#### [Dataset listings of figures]
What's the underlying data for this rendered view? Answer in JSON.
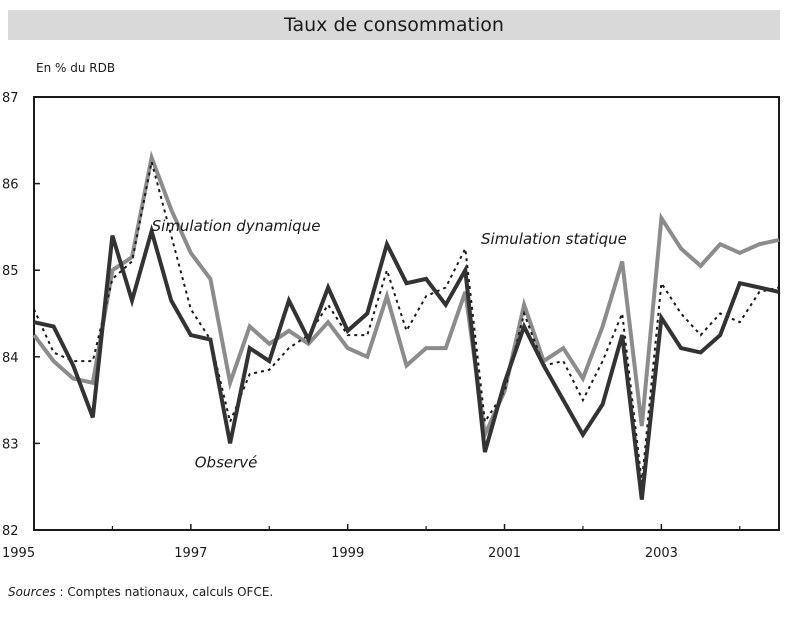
{
  "chart_data": {
    "type": "line",
    "title": "Taux de consommation",
    "ylabel": "En % du RDB",
    "xlabel": "",
    "ylim": [
      82,
      87
    ],
    "xlim": [
      1995,
      2004.5
    ],
    "yticks": [
      82,
      83,
      84,
      85,
      86,
      87
    ],
    "xticks": [
      1995,
      1997,
      1999,
      2001,
      2003
    ],
    "x": [
      1995.0,
      1995.25,
      1995.5,
      1995.75,
      1996.0,
      1996.25,
      1996.5,
      1996.75,
      1997.0,
      1997.25,
      1997.5,
      1997.75,
      1998.0,
      1998.25,
      1998.5,
      1998.75,
      1999.0,
      1999.25,
      1999.5,
      1999.75,
      2000.0,
      2000.25,
      2000.5,
      2000.75,
      2001.0,
      2001.25,
      2001.5,
      2001.75,
      2002.0,
      2002.25,
      2002.5,
      2002.75,
      2003.0,
      2003.25,
      2003.5,
      2003.75,
      2004.0,
      2004.25,
      2004.5
    ],
    "series": [
      {
        "name": "Observé",
        "color": "#333333",
        "style": "solid-thick",
        "values": [
          84.4,
          84.35,
          83.9,
          83.3,
          85.4,
          84.65,
          85.45,
          84.65,
          84.25,
          84.2,
          83.0,
          84.1,
          83.95,
          84.65,
          84.2,
          84.8,
          84.3,
          84.5,
          85.3,
          84.85,
          84.9,
          84.6,
          85.0,
          82.9,
          83.7,
          84.35,
          83.9,
          83.5,
          83.1,
          83.45,
          84.25,
          82.35,
          84.45,
          84.1,
          84.05,
          84.25,
          84.85,
          84.8,
          84.75
        ]
      },
      {
        "name": "Simulation dynamique",
        "color": "#8c8c8c",
        "style": "solid-thick",
        "values": [
          84.25,
          83.95,
          83.75,
          83.7,
          85.0,
          85.15,
          86.3,
          85.7,
          85.2,
          84.9,
          83.7,
          84.35,
          84.15,
          84.3,
          84.15,
          84.4,
          84.1,
          84.0,
          84.7,
          83.9,
          84.1,
          84.1,
          84.75,
          83.1,
          83.6,
          84.6,
          83.95,
          84.1,
          83.75,
          84.35,
          85.1,
          83.2,
          85.6,
          85.25,
          85.05,
          85.3,
          85.2,
          85.3,
          85.35
        ]
      },
      {
        "name": "Simulation statique",
        "color": "#1a1a1a",
        "style": "dotted",
        "values": [
          84.55,
          84.05,
          83.95,
          83.95,
          84.9,
          85.1,
          86.25,
          85.4,
          84.55,
          84.2,
          83.25,
          83.8,
          83.85,
          84.1,
          84.25,
          84.6,
          84.25,
          84.25,
          85.0,
          84.3,
          84.7,
          84.8,
          85.25,
          83.25,
          83.6,
          84.5,
          83.9,
          83.95,
          83.5,
          83.95,
          84.5,
          82.55,
          84.85,
          84.5,
          84.25,
          84.5,
          84.4,
          84.75,
          84.8
        ]
      }
    ],
    "annotations": [
      {
        "text": "Simulation dynamique",
        "x": 1996.5,
        "y": 85.45
      },
      {
        "text": "Simulation statique",
        "x": 2000.7,
        "y": 85.3
      },
      {
        "text": "Observé",
        "x": 1997.05,
        "y": 82.72
      }
    ]
  },
  "source": {
    "label": "Sources",
    "text": " : Comptes nationaux, calculs OFCE."
  }
}
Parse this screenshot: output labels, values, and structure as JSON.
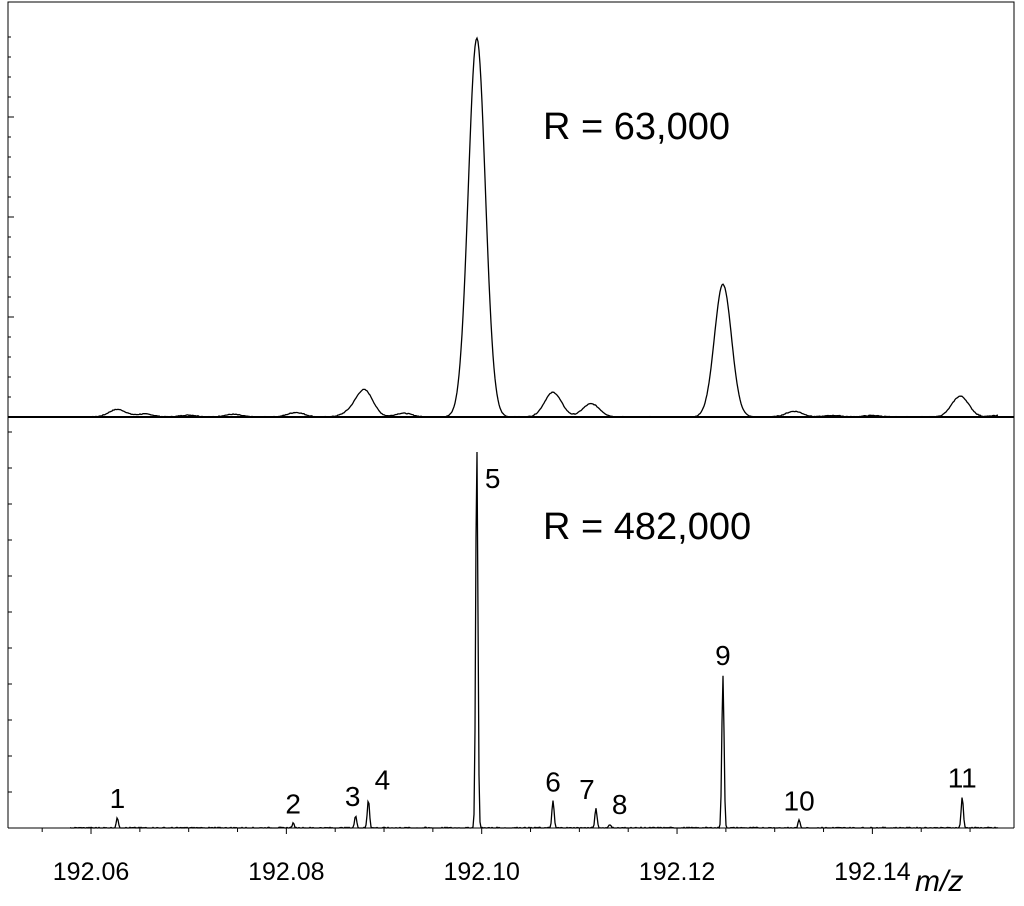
{
  "chart_data": [
    {
      "type": "line",
      "panel": "top",
      "annotation": "R = 63,000",
      "xlim": [
        192.0515,
        192.1545
      ],
      "ylim": [
        0,
        1.0
      ],
      "peaks": [
        {
          "mz": 192.0627,
          "height": 0.02
        },
        {
          "mz": 192.0655,
          "height": 0.008
        },
        {
          "mz": 192.07,
          "height": 0.005
        },
        {
          "mz": 192.0745,
          "height": 0.007
        },
        {
          "mz": 192.081,
          "height": 0.012
        },
        {
          "mz": 192.0865,
          "height": 0.01
        },
        {
          "mz": 192.088,
          "height": 0.07
        },
        {
          "mz": 192.092,
          "height": 0.01
        },
        {
          "mz": 192.0995,
          "height": 1.0
        },
        {
          "mz": 192.1073,
          "height": 0.065
        },
        {
          "mz": 192.1112,
          "height": 0.035
        },
        {
          "mz": 192.1247,
          "height": 0.35
        },
        {
          "mz": 192.132,
          "height": 0.015
        },
        {
          "mz": 192.136,
          "height": 0.004
        },
        {
          "mz": 192.14,
          "height": 0.004
        },
        {
          "mz": 192.149,
          "height": 0.055
        },
        {
          "mz": 192.153,
          "height": 0.004
        }
      ]
    },
    {
      "type": "line",
      "panel": "bottom",
      "annotation": "R = 482,000",
      "xlim": [
        192.0515,
        192.1545
      ],
      "ylim": [
        0,
        1.0
      ],
      "peaks": [
        {
          "label": "1",
          "mz": 192.0627,
          "height": 0.026
        },
        {
          "label": "2",
          "mz": 192.0807,
          "height": 0.012
        },
        {
          "label": "3",
          "mz": 192.0871,
          "height": 0.032
        },
        {
          "label": "4",
          "mz": 192.0884,
          "height": 0.075
        },
        {
          "label": "5",
          "mz": 192.0995,
          "height": 1.0
        },
        {
          "label": "6",
          "mz": 192.1073,
          "height": 0.07
        },
        {
          "label": "7",
          "mz": 192.1117,
          "height": 0.05
        },
        {
          "label": "8",
          "mz": 192.1131,
          "height": 0.01
        },
        {
          "label": "9",
          "mz": 192.1247,
          "height": 0.4
        },
        {
          "label": "10",
          "mz": 192.1325,
          "height": 0.02
        },
        {
          "label": "11",
          "mz": 192.1492,
          "height": 0.08
        }
      ],
      "xticks": [
        {
          "value": 192.06,
          "label": "192.06"
        },
        {
          "value": 192.08,
          "label": "192.08"
        },
        {
          "value": 192.1,
          "label": "192.10"
        },
        {
          "value": 192.12,
          "label": "192.12"
        },
        {
          "value": 192.14,
          "label": "192.14"
        }
      ],
      "xlabel": "m/z"
    }
  ]
}
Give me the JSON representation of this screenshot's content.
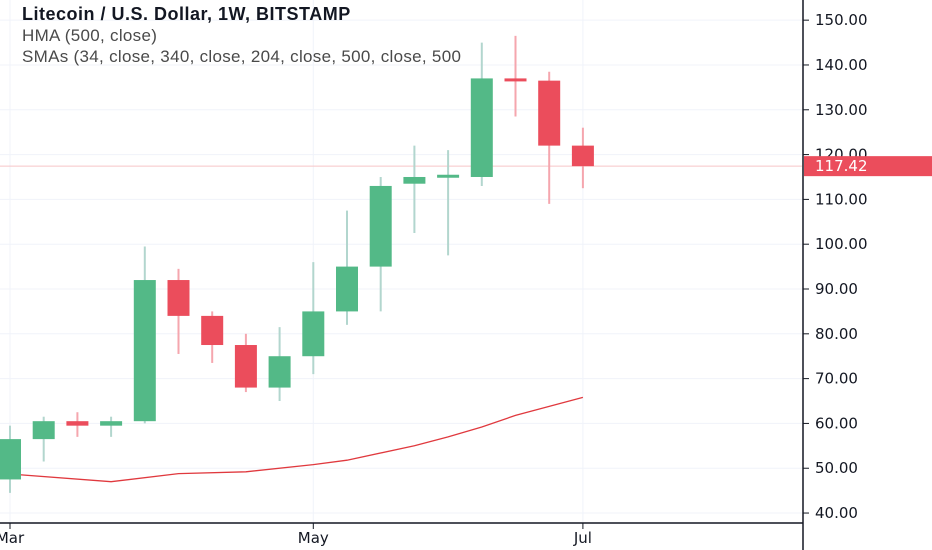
{
  "header": {
    "title": "Litecoin / U.S. Dollar, 1W, BITSTAMP",
    "hma": "HMA (500, close)",
    "smas": "SMAs (34, close, 340, close, 204, close, 500, close, 500"
  },
  "colors": {
    "up": "#53b987",
    "down": "#eb4d5c",
    "wick_up": "#b2d6ce",
    "wick_down": "#f5a6ae",
    "ma_line": "#e0393e",
    "price_line": "#f7c5c8",
    "axis": "#131722",
    "grid": "#f0f3fa"
  },
  "price_label": "117.42",
  "chart_data": {
    "type": "candlestick",
    "title": "Litecoin / U.S. Dollar, 1W, BITSTAMP",
    "ylim": [
      38.0,
      154.5
    ],
    "y_ticks": [
      "40.00",
      "50.00",
      "60.00",
      "70.00",
      "80.00",
      "90.00",
      "100.00",
      "110.00",
      "120.00",
      "130.00",
      "140.00",
      "150.00"
    ],
    "x_ticks": [
      {
        "label": "Mar",
        "index": 0
      },
      {
        "label": "May",
        "index": 9
      },
      {
        "label": "Jul",
        "index": 17
      }
    ],
    "last_price": 117.42,
    "candles": [
      {
        "o": 47.5,
        "h": 59.5,
        "l": 44.5,
        "c": 56.5
      },
      {
        "o": 56.5,
        "h": 61.5,
        "l": 51.5,
        "c": 60.5
      },
      {
        "o": 60.5,
        "h": 62.5,
        "l": 57.0,
        "c": 59.5
      },
      {
        "o": 59.5,
        "h": 61.5,
        "l": 57.0,
        "c": 60.5
      },
      {
        "o": 60.5,
        "h": 99.5,
        "l": 60.0,
        "c": 92.0
      },
      {
        "o": 92.0,
        "h": 94.5,
        "l": 75.5,
        "c": 84.0
      },
      {
        "o": 84.0,
        "h": 85.0,
        "l": 73.5,
        "c": 77.5
      },
      {
        "o": 77.5,
        "h": 80.0,
        "l": 67.0,
        "c": 68.0
      },
      {
        "o": 68.0,
        "h": 81.5,
        "l": 65.0,
        "c": 75.0
      },
      {
        "o": 75.0,
        "h": 96.0,
        "l": 71.0,
        "c": 85.0
      },
      {
        "o": 85.0,
        "h": 107.5,
        "l": 82.0,
        "c": 95.0
      },
      {
        "o": 95.0,
        "h": 115.0,
        "l": 85.0,
        "c": 113.0
      },
      {
        "o": 113.5,
        "h": 122.0,
        "l": 102.5,
        "c": 115.0
      },
      {
        "o": 115.0,
        "h": 121.0,
        "l": 97.5,
        "c": 115.5
      },
      {
        "o": 115.0,
        "h": 145.0,
        "l": 113.0,
        "c": 137.0
      },
      {
        "o": 137.0,
        "h": 146.5,
        "l": 128.5,
        "c": 136.5
      },
      {
        "o": 136.5,
        "h": 138.5,
        "l": 109.0,
        "c": 122.0
      },
      {
        "o": 122.0,
        "h": 126.0,
        "l": 112.5,
        "c": 117.42
      }
    ],
    "ma_line": [
      {
        "i": -0.5,
        "v": 49.0
      },
      {
        "i": 3.0,
        "v": 47.0
      },
      {
        "i": 5.0,
        "v": 48.8
      },
      {
        "i": 7.0,
        "v": 49.2
      },
      {
        "i": 9.0,
        "v": 50.8
      },
      {
        "i": 10.0,
        "v": 51.8
      },
      {
        "i": 12.0,
        "v": 55.0
      },
      {
        "i": 13.0,
        "v": 57.0
      },
      {
        "i": 14.0,
        "v": 59.2
      },
      {
        "i": 15.0,
        "v": 61.8
      },
      {
        "i": 16.0,
        "v": 63.8
      },
      {
        "i": 17.0,
        "v": 65.8
      }
    ]
  }
}
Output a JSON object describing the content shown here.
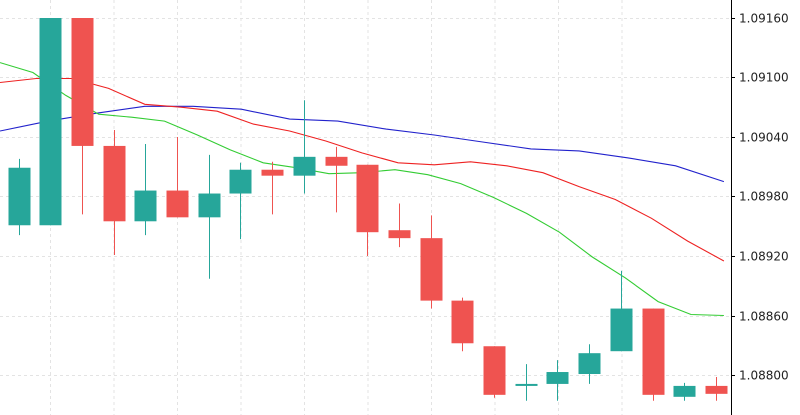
{
  "chart_data": {
    "type": "candlestick",
    "title": "",
    "xlabel": "",
    "ylabel": "",
    "ylim": [
      1.08774,
      1.09185
    ],
    "grid": true,
    "y_ticks": [
      "1.09160",
      "1.09100",
      "1.09040",
      "1.08980",
      "1.08920",
      "1.08860",
      "1.08800"
    ],
    "y_tick_values": [
      1.0916,
      1.091,
      1.0904,
      1.0898,
      1.0892,
      1.0886,
      1.088
    ],
    "colors": {
      "bull": "#26a69a",
      "bear": "#ef5350",
      "ma_fast": "#33cc33",
      "ma_mid": "#ee2222",
      "ma_slow": "#2222cc",
      "grid": "#e3e3e3"
    },
    "candles": [
      {
        "o": 1.08951,
        "h": 1.09018,
        "l": 1.08941,
        "c": 1.09009
      },
      {
        "o": 1.08951,
        "h": 1.0916,
        "l": 1.08951,
        "c": 1.0916
      },
      {
        "o": 1.0916,
        "h": 1.0916,
        "l": 1.08962,
        "c": 1.09031
      },
      {
        "o": 1.09031,
        "h": 1.09047,
        "l": 1.08921,
        "c": 1.08955
      },
      {
        "o": 1.08955,
        "h": 1.09033,
        "l": 1.08941,
        "c": 1.08986
      },
      {
        "o": 1.08986,
        "h": 1.0904,
        "l": 1.08959,
        "c": 1.08959
      },
      {
        "o": 1.08959,
        "h": 1.09022,
        "l": 1.08897,
        "c": 1.08983
      },
      {
        "o": 1.08983,
        "h": 1.09014,
        "l": 1.08937,
        "c": 1.09007
      },
      {
        "o": 1.09007,
        "h": 1.09015,
        "l": 1.08962,
        "c": 1.09001
      },
      {
        "o": 1.09001,
        "h": 1.09077,
        "l": 1.08983,
        "c": 1.0902
      },
      {
        "o": 1.0902,
        "h": 1.0903,
        "l": 1.08964,
        "c": 1.09011
      },
      {
        "o": 1.09012,
        "h": 1.09012,
        "l": 1.0892,
        "c": 1.08944
      },
      {
        "o": 1.08946,
        "h": 1.08973,
        "l": 1.08929,
        "c": 1.08938
      },
      {
        "o": 1.08938,
        "h": 1.08961,
        "l": 1.08867,
        "c": 1.08875
      },
      {
        "o": 1.08875,
        "h": 1.08878,
        "l": 1.08824,
        "c": 1.08832
      },
      {
        "o": 1.08829,
        "h": 1.08829,
        "l": 1.08777,
        "c": 1.0878
      },
      {
        "o": 1.08789,
        "h": 1.08811,
        "l": 1.08774,
        "c": 1.08791
      },
      {
        "o": 1.08791,
        "h": 1.08815,
        "l": 1.08774,
        "c": 1.08803
      },
      {
        "o": 1.08801,
        "h": 1.08831,
        "l": 1.08791,
        "c": 1.08822
      },
      {
        "o": 1.08824,
        "h": 1.08905,
        "l": 1.08824,
        "c": 1.08867
      },
      {
        "o": 1.08867,
        "h": 1.08867,
        "l": 1.08774,
        "c": 1.0878
      },
      {
        "o": 1.08778,
        "h": 1.08792,
        "l": 1.08774,
        "c": 1.08789
      },
      {
        "o": 1.08789,
        "h": 1.08798,
        "l": 1.08774,
        "c": 1.08781
      }
    ],
    "ma_fast": [
      1.09115,
      1.09105,
      1.09082,
      1.09063,
      1.0906,
      1.09056,
      1.09042,
      1.09027,
      1.09014,
      1.09009,
      1.09003,
      1.09004,
      1.09007,
      1.09002,
      1.08993,
      1.08979,
      1.08963,
      1.08944,
      1.08919,
      1.08898,
      1.08874,
      1.08861,
      1.0886
    ],
    "ma_mid": [
      1.09095,
      1.09099,
      1.09099,
      1.09089,
      1.09073,
      1.0907,
      1.09066,
      1.09053,
      1.09046,
      1.09036,
      1.09024,
      1.09014,
      1.09012,
      1.09015,
      1.09011,
      1.09004,
      1.0899,
      1.08977,
      1.08958,
      1.08935,
      1.08915
    ],
    "ma_slow": [
      1.09046,
      1.09056,
      1.09064,
      1.09071,
      1.09071,
      1.09068,
      1.09058,
      1.09056,
      1.09048,
      1.09042,
      1.09035,
      1.09028,
      1.09026,
      1.09019,
      1.09011,
      1.08995
    ]
  }
}
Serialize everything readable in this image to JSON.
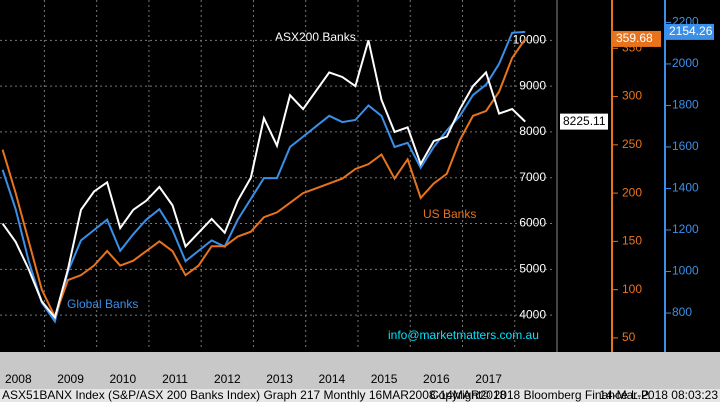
{
  "chart_data": {
    "type": "line",
    "annotations": [
      "ASX200 Banks",
      "US Banks",
      "Global Banks",
      "info@marketmatters.com.au"
    ],
    "footer": [
      "ASX51BANX Index (S&P/ASX 200 Banks Index) Graph 217  Monthly 16MAR2008-14MAR2018",
      "Copyright© 2018 Bloomberg Finance L.P.",
      "14-Mar-2018 08:03:23"
    ],
    "x": [
      2008.2,
      2008.45,
      2008.7,
      2008.95,
      2009.2,
      2009.45,
      2009.7,
      2009.95,
      2010.2,
      2010.45,
      2010.7,
      2010.95,
      2011.2,
      2011.45,
      2011.7,
      2011.95,
      2012.2,
      2012.45,
      2012.7,
      2012.95,
      2013.2,
      2013.45,
      2013.7,
      2013.95,
      2014.2,
      2014.45,
      2014.7,
      2014.95,
      2015.2,
      2015.45,
      2015.7,
      2015.95,
      2016.2,
      2016.45,
      2016.7,
      2016.95,
      2017.2,
      2017.45,
      2017.7,
      2017.95,
      2018.2
    ],
    "series": [
      {
        "name": "ASX200 Banks",
        "color": "#ffffff",
        "axis": "y",
        "values": [
          6000,
          5600,
          5000,
          4300,
          3950,
          5000,
          6300,
          6700,
          6900,
          5900,
          6300,
          6500,
          6800,
          6400,
          5500,
          5800,
          6100,
          5800,
          6500,
          7000,
          8300,
          7700,
          8800,
          8500,
          8900,
          9300,
          9200,
          9000,
          10000,
          8700,
          8000,
          8100,
          7300,
          7800,
          7900,
          8500,
          9000,
          9300,
          8400,
          8500,
          8225.11
        ]
      },
      {
        "name": "US Banks",
        "color": "#e8731d",
        "axis": "y2",
        "values": [
          245,
          200,
          150,
          100,
          72,
          110,
          115,
          125,
          140,
          125,
          130,
          140,
          150,
          140,
          115,
          125,
          145,
          145,
          155,
          160,
          175,
          180,
          190,
          200,
          205,
          210,
          215,
          225,
          230,
          240,
          215,
          235,
          195,
          210,
          220,
          255,
          280,
          285,
          305,
          340,
          359.68
        ]
      },
      {
        "name": "Global Banks",
        "color": "#3a8fe8",
        "axis": "y3",
        "values": [
          1490,
          1300,
          1050,
          850,
          760,
          1000,
          1150,
          1200,
          1250,
          1100,
          1180,
          1250,
          1300,
          1200,
          1050,
          1100,
          1150,
          1120,
          1250,
          1350,
          1450,
          1450,
          1600,
          1650,
          1700,
          1750,
          1720,
          1730,
          1800,
          1750,
          1600,
          1620,
          1500,
          1600,
          1680,
          1750,
          1850,
          1900,
          2000,
          2150,
          2154.26
        ]
      }
    ],
    "xlim": [
      2008.15,
      2018.77
    ],
    "xticks": [
      {
        "value": 2008.5,
        "label": "2008"
      },
      {
        "value": 2009.5,
        "label": "2009"
      },
      {
        "value": 2010.5,
        "label": "2010"
      },
      {
        "value": 2011.5,
        "label": "2011"
      },
      {
        "value": 2012.5,
        "label": "2012"
      },
      {
        "value": 2013.5,
        "label": "2013"
      },
      {
        "value": 2014.5,
        "label": "2014"
      },
      {
        "value": 2015.5,
        "label": "2015"
      },
      {
        "value": 2016.5,
        "label": "2016"
      },
      {
        "value": 2017.5,
        "label": "2017"
      }
    ],
    "x_gridlines": [
      2009,
      2010,
      2011,
      2012,
      2013,
      2014,
      2015,
      2016,
      2017,
      2018
    ],
    "ylim": [
      3240,
      10880
    ],
    "yticks": [
      4000,
      5000,
      6000,
      7000,
      8000,
      9000,
      10000
    ],
    "y2lim": [
      37.5,
      400
    ],
    "y2ticks": [
      50,
      100,
      150,
      200,
      250,
      300,
      350
    ],
    "y3lim": [
      622,
      2308
    ],
    "y3ticks": [
      800,
      1000,
      1200,
      1400,
      1600,
      1800,
      2000,
      2200
    ],
    "grid": true
  }
}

#### [What you should do]
Look through the data above. Each line containing the word "statique" needs to be copied.

#### [Expected output]
        "name": "Simulation statique",
        "text": "Simulation statique",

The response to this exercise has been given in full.